*What is required*: Transcribe all of the records precisely as they are presented.

*Data items*:
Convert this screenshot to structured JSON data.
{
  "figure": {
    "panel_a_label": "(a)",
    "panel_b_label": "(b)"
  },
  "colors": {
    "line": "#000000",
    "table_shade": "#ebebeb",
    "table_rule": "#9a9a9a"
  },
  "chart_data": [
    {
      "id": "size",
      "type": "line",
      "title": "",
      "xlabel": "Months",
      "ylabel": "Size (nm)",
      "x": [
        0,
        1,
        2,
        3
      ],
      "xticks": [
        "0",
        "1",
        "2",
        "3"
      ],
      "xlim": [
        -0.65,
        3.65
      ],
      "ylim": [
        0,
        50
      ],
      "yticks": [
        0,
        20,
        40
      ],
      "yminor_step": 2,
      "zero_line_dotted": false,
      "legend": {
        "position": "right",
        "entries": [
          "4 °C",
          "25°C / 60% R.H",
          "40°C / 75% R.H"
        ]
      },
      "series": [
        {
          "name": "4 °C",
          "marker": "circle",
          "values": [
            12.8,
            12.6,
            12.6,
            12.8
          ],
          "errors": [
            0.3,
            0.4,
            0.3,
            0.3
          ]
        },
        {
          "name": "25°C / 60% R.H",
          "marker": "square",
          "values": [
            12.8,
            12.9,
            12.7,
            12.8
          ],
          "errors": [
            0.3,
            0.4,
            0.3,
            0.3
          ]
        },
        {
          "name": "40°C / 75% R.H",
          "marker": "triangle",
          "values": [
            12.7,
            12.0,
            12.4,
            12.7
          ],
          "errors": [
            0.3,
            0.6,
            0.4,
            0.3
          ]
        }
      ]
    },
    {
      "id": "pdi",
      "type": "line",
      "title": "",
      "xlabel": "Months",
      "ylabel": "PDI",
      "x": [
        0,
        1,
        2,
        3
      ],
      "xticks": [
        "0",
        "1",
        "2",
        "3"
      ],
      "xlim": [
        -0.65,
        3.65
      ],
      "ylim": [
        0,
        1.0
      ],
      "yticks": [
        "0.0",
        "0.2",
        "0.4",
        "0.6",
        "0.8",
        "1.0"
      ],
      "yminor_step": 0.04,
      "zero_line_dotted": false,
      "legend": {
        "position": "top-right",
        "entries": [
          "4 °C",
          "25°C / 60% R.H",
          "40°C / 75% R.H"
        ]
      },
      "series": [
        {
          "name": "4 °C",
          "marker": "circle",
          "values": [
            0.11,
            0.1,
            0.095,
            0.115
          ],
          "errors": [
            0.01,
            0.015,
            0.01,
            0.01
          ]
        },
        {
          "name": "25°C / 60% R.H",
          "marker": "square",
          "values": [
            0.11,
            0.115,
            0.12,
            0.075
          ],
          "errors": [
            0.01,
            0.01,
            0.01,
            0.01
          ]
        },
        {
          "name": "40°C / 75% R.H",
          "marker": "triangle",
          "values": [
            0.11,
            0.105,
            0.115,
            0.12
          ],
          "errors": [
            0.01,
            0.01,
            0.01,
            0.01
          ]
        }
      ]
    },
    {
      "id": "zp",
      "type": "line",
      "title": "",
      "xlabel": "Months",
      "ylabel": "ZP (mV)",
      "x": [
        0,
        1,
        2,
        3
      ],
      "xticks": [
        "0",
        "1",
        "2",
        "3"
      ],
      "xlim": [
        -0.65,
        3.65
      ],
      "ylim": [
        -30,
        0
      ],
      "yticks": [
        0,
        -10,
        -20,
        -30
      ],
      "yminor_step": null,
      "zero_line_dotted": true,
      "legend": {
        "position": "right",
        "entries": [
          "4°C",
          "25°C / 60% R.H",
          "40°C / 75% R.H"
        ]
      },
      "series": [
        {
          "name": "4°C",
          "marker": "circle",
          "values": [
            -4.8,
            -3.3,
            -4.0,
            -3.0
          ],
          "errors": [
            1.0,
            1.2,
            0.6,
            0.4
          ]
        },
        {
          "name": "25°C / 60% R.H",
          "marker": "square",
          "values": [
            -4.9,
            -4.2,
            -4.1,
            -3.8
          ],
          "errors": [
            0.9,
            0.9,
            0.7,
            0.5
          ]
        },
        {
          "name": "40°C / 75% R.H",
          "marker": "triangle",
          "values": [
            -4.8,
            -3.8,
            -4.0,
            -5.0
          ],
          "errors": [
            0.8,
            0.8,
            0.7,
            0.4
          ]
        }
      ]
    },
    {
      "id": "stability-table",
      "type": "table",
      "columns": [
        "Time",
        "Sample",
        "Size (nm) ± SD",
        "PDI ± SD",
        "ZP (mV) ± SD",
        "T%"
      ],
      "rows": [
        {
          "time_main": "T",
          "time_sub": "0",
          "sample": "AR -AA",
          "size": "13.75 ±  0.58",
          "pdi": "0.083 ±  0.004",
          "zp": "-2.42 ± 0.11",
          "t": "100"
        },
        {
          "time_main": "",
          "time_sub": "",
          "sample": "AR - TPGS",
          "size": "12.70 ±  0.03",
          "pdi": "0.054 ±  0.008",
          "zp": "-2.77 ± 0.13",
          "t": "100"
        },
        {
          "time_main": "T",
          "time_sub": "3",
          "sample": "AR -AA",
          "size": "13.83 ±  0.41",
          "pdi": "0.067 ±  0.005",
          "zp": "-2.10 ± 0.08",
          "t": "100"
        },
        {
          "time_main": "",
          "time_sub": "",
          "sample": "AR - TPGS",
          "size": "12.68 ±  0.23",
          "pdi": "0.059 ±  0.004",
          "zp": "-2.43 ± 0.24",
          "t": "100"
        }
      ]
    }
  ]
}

*Result*:
Convert this screenshot to structured JSON data.
{
  "figure": {
    "panel_a_label": "(a)",
    "panel_b_label": "(b)"
  },
  "colors": {
    "line": "#000000",
    "table_shade": "#ebebeb",
    "table_rule": "#9a9a9a"
  },
  "chart_data": [
    {
      "id": "size",
      "type": "line",
      "title": "",
      "xlabel": "Months",
      "ylabel": "Size (nm)",
      "x": [
        0,
        1,
        2,
        3
      ],
      "xticks": [
        "0",
        "1",
        "2",
        "3"
      ],
      "xlim": [
        -0.65,
        3.65
      ],
      "ylim": [
        0,
        50
      ],
      "yticks": [
        0,
        20,
        40
      ],
      "yminor_step": 2,
      "zero_line_dotted": false,
      "legend": {
        "position": "right",
        "entries": [
          "4 °C",
          "25°C / 60% R.H",
          "40°C / 75% R.H"
        ]
      },
      "series": [
        {
          "name": "4 °C",
          "marker": "circle",
          "values": [
            12.8,
            12.6,
            12.6,
            12.8
          ],
          "errors": [
            0.3,
            0.4,
            0.3,
            0.3
          ]
        },
        {
          "name": "25°C / 60% R.H",
          "marker": "square",
          "values": [
            12.8,
            12.9,
            12.7,
            12.8
          ],
          "errors": [
            0.3,
            0.4,
            0.3,
            0.3
          ]
        },
        {
          "name": "40°C / 75% R.H",
          "marker": "triangle",
          "values": [
            12.7,
            12.0,
            12.4,
            12.7
          ],
          "errors": [
            0.3,
            0.6,
            0.4,
            0.3
          ]
        }
      ]
    },
    {
      "id": "pdi",
      "type": "line",
      "title": "",
      "xlabel": "Months",
      "ylabel": "PDI",
      "x": [
        0,
        1,
        2,
        3
      ],
      "xticks": [
        "0",
        "1",
        "2",
        "3"
      ],
      "xlim": [
        -0.65,
        3.65
      ],
      "ylim": [
        0,
        1.0
      ],
      "yticks": [
        "0.0",
        "0.2",
        "0.4",
        "0.6",
        "0.8",
        "1.0"
      ],
      "yminor_step": 0.04,
      "zero_line_dotted": false,
      "legend": {
        "position": "top-right",
        "entries": [
          "4 °C",
          "25°C / 60% R.H",
          "40°C / 75% R.H"
        ]
      },
      "series": [
        {
          "name": "4 °C",
          "marker": "circle",
          "values": [
            0.11,
            0.1,
            0.095,
            0.115
          ],
          "errors": [
            0.01,
            0.015,
            0.01,
            0.01
          ]
        },
        {
          "name": "25°C / 60% R.H",
          "marker": "square",
          "values": [
            0.11,
            0.115,
            0.12,
            0.075
          ],
          "errors": [
            0.01,
            0.01,
            0.01,
            0.01
          ]
        },
        {
          "name": "40°C / 75% R.H",
          "marker": "triangle",
          "values": [
            0.11,
            0.105,
            0.115,
            0.12
          ],
          "errors": [
            0.01,
            0.01,
            0.01,
            0.01
          ]
        }
      ]
    },
    {
      "id": "zp",
      "type": "line",
      "title": "",
      "xlabel": "Months",
      "ylabel": "ZP (mV)",
      "x": [
        0,
        1,
        2,
        3
      ],
      "xticks": [
        "0",
        "1",
        "2",
        "3"
      ],
      "xlim": [
        -0.65,
        3.65
      ],
      "ylim": [
        -30,
        0
      ],
      "yticks": [
        0,
        -10,
        -20,
        -30
      ],
      "yminor_step": null,
      "zero_line_dotted": true,
      "legend": {
        "position": "right",
        "entries": [
          "4°C",
          "25°C / 60% R.H",
          "40°C / 75% R.H"
        ]
      },
      "series": [
        {
          "name": "4°C",
          "marker": "circle",
          "values": [
            -4.8,
            -3.3,
            -4.0,
            -3.0
          ],
          "errors": [
            1.0,
            1.2,
            0.6,
            0.4
          ]
        },
        {
          "name": "25°C / 60% R.H",
          "marker": "square",
          "values": [
            -4.9,
            -4.2,
            -4.1,
            -3.8
          ],
          "errors": [
            0.9,
            0.9,
            0.7,
            0.5
          ]
        },
        {
          "name": "40°C / 75% R.H",
          "marker": "triangle",
          "values": [
            -4.8,
            -3.8,
            -4.0,
            -5.0
          ],
          "errors": [
            0.8,
            0.8,
            0.7,
            0.4
          ]
        }
      ]
    },
    {
      "id": "stability-table",
      "type": "table",
      "columns": [
        "Time",
        "Sample",
        "Size (nm) ± SD",
        "PDI ± SD",
        "ZP (mV) ± SD",
        "T%"
      ],
      "rows": [
        {
          "time_main": "T",
          "time_sub": "0",
          "sample": "AR -AA",
          "size": "13.75 ±  0.58",
          "pdi": "0.083 ±  0.004",
          "zp": "-2.42 ± 0.11",
          "t": "100"
        },
        {
          "time_main": "",
          "time_sub": "",
          "sample": "AR - TPGS",
          "size": "12.70 ±  0.03",
          "pdi": "0.054 ±  0.008",
          "zp": "-2.77 ± 0.13",
          "t": "100"
        },
        {
          "time_main": "T",
          "time_sub": "3",
          "sample": "AR -AA",
          "size": "13.83 ±  0.41",
          "pdi": "0.067 ±  0.005",
          "zp": "-2.10 ± 0.08",
          "t": "100"
        },
        {
          "time_main": "",
          "time_sub": "",
          "sample": "AR - TPGS",
          "size": "12.68 ±  0.23",
          "pdi": "0.059 ±  0.004",
          "zp": "-2.43 ± 0.24",
          "t": "100"
        }
      ]
    }
  ]
}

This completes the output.